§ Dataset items
■ ■ ■ ■ ■ ■ ■
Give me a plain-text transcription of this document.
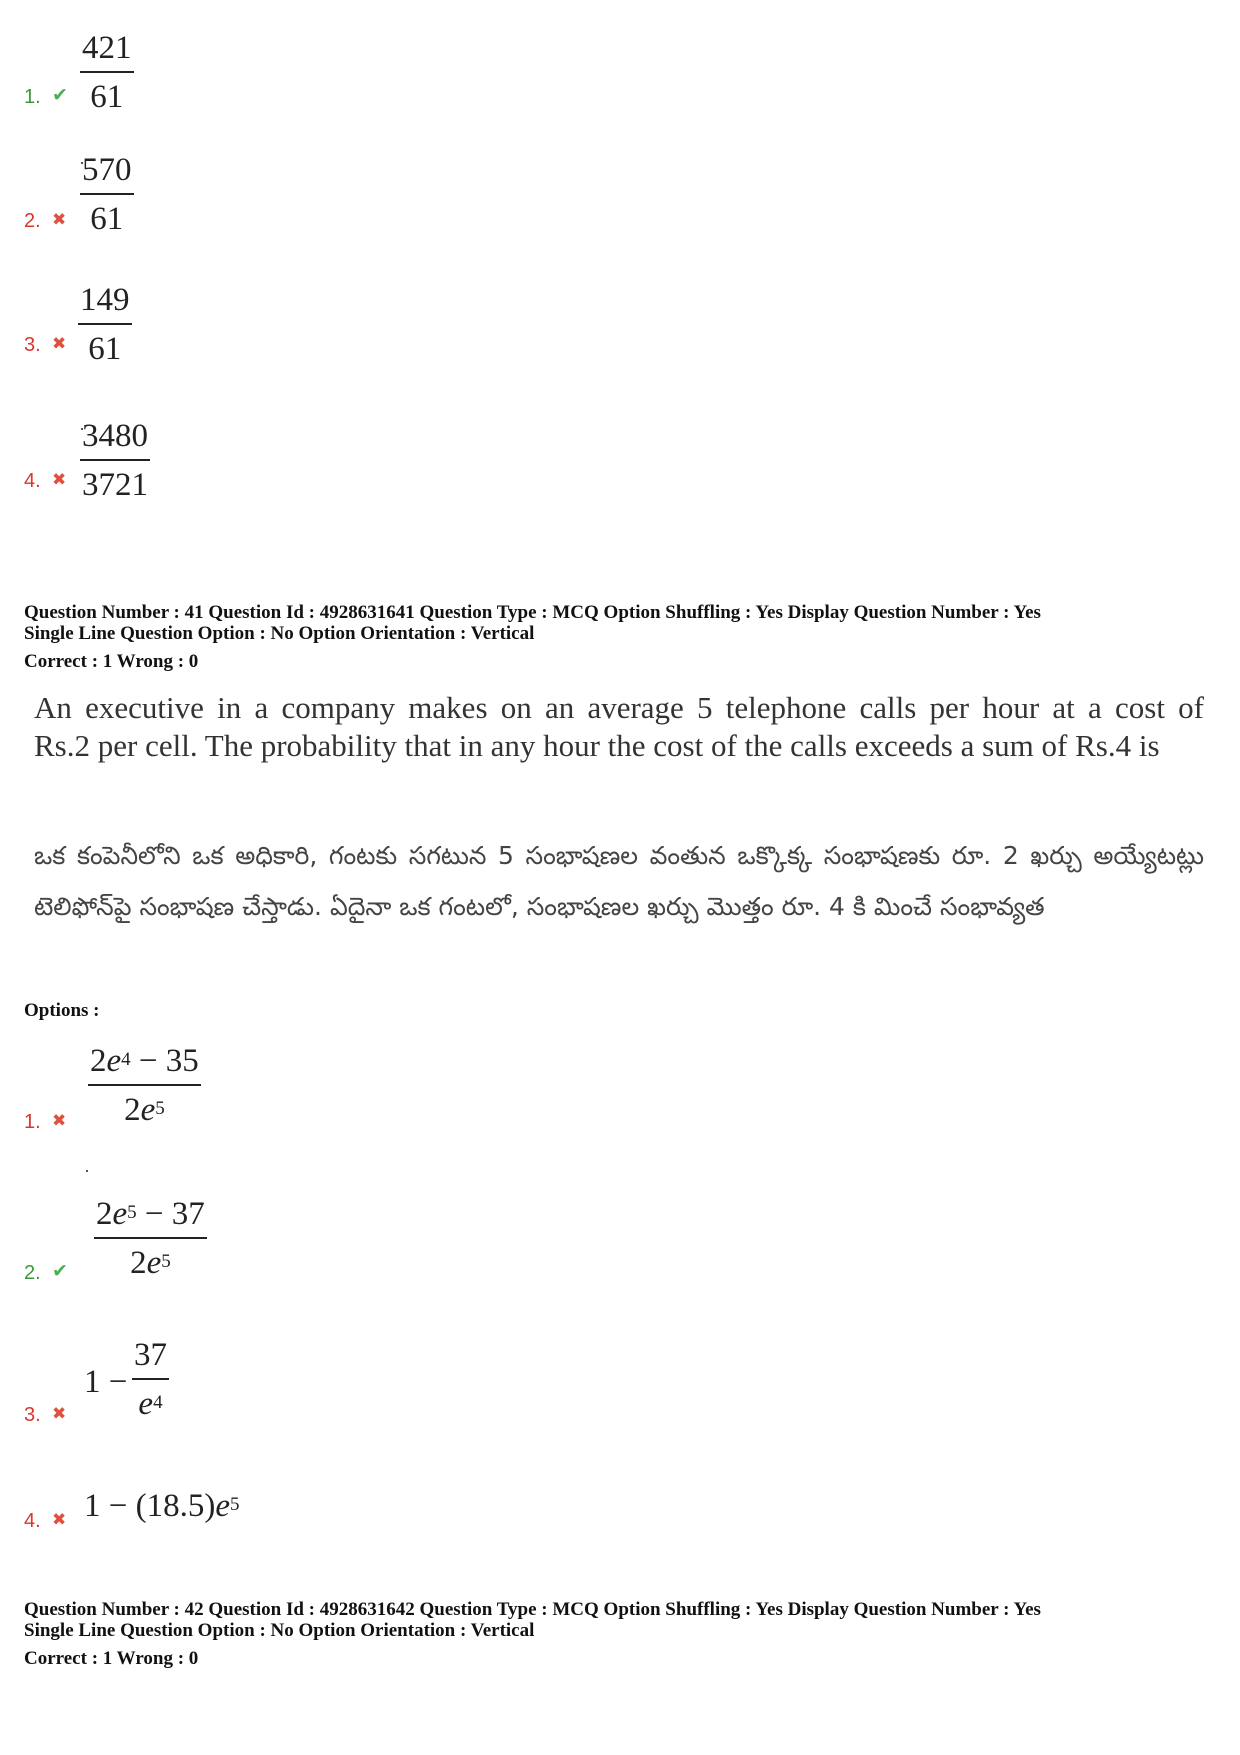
1. ✔ $\frac{421}{61}$
2. ✖ $\frac{570}{61}$
3. ✖ $\frac{149}{61}$
4. ✖ $\frac{3480}{3721}$
Question Number : 41 Question Id : 4928631641 Question Type : MCQ Option Shuffling : Yes Display Question Number : Yes
Single Line Question Option : No Option Orientation : Vertical
Correct : 1 Wrong : 0
An executive in a company makes on an average 5 telephone calls per hour at a cost of
Rs.2 per cell. The probability that in any hour the cost of the calls exceeds a sum of Rs.4 is
ఒక కంపెనీలోని ఒక అధికారి, గంటకు సగటున 5 సంభాషణల వంతున ఒక్కొక్క సంభాషణకు రూ. 2 ఖర్చు అయ్యేటట్లు టెలిఫోన్‌పై సంభాషణ చేస్తాడు. ఏదైనా ఒక గంటలో, సంభాషణల ఖర్చు మొత్తం రూ. 4 కి మించే సంభావ్యత
Options :
1. ✖ $\frac{2e^4 - 35}{2e^5}$
2. ✔ $\frac{2e^5 - 37}{2e^5}$
3. ✖
$1 - \frac{37}{e^4}$
4. ✖ $1 - (18.5)e^5$
Question Number : 42 Question Id : 4928631642 Question Type : MCQ Option Shuffling : Yes Display Question Number : Yes
Single Line Question Option : No Option Orientation : Vertical
Correct : 1 Wrong : 0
■ ■ ■ ■ ■ ■ ■
§ WORK TO BE COMPLETED
Report only the number of lines that hold the word "calls".

§ RESPONSE
2